§ **PROBLEM DETAILS**:
Each line that follows should be printed again exactly as it stands.

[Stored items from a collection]
☆ ☆ ☆ ☆ ☆ ☆ ☆
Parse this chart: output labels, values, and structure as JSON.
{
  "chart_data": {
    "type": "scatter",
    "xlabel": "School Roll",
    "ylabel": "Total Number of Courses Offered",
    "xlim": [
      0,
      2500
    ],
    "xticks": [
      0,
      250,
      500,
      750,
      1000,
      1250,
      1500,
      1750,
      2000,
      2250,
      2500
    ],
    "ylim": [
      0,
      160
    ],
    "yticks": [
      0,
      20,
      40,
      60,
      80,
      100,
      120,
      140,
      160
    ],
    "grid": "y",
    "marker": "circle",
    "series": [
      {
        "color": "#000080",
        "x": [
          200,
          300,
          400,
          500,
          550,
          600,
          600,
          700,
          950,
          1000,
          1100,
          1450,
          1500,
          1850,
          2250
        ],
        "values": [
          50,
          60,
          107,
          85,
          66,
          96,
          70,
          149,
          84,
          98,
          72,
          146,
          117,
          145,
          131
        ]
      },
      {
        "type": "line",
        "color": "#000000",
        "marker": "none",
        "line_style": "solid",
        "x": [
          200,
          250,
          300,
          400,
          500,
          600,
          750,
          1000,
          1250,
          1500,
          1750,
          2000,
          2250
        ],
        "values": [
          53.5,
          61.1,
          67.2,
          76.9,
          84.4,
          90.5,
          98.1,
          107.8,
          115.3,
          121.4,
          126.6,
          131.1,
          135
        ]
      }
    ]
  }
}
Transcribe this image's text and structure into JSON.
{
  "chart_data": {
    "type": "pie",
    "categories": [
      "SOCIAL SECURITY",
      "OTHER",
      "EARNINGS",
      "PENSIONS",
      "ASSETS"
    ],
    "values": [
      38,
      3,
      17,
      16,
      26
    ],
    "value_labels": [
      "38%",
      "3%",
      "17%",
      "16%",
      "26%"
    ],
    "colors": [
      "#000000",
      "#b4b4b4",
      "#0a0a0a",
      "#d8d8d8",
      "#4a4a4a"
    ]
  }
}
☆ ☆ ☆ ☆ ☆ ☆ ☆
§ **SOLVED PROBLEM**:
Parse this chart: output labels, values, and structure as JSON.
{
  "chart_data": {
    "type": "scatter",
    "xlabel": "School Roll",
    "ylabel": "Total Number of Courses Offered",
    "xlim": [
      0,
      2500
    ],
    "xticks": [
      0,
      250,
      500,
      750,
      1000,
      1250,
      1500,
      1750,
      2000,
      2250,
      2500
    ],
    "ylim": [
      0,
      160
    ],
    "yticks": [
      0,
      20,
      40,
      60,
      80,
      100,
      120,
      140,
      160
    ],
    "grid": "y",
    "marker": "circle",
    "series": [
      {
        "color": "#000080",
        "x": [
          200,
          300,
          400,
          500,
          550,
          600,
          600,
          700,
          950,
          1000,
          1100,
          1450,
          1500,
          1850,
          2250
        ],
        "values": [
          50,
          60,
          107,
          85,
          66,
          96,
          70,
          149,
          84,
          98,
          72,
          146,
          117,
          145,
          131
        ]
      },
      {
        "type": "line",
        "color": "#000000",
        "marker": "none",
        "line_style": "solid",
        "x": [
          200,
          250,
          300,
          400,
          500,
          600,
          750,
          1000,
          1250,
          1500,
          1750,
          2000,
          2250
        ],
        "values": [
          53.5,
          61.1,
          67.2,
          76.9,
          84.4,
          90.5,
          98.1,
          107.8,
          115.3,
          121.4,
          126.6,
          131.1,
          135
        ]
      }
    ]
  }
}
Transcribe this image's text and structure into JSON.
{
  "chart_data": {
    "type": "pie",
    "categories": [
      "SOCIAL SECURITY",
      "OTHER",
      "EARNINGS",
      "PENSIONS",
      "ASSETS"
    ],
    "values": [
      38,
      3,
      17,
      16,
      26
    ],
    "value_labels": [
      "38%",
      "3%",
      "17%",
      "16%",
      "26%"
    ],
    "colors": [
      "#000000",
      "#b4b4b4",
      "#0a0a0a",
      "#d8d8d8",
      "#4a4a4a"
    ]
  }
}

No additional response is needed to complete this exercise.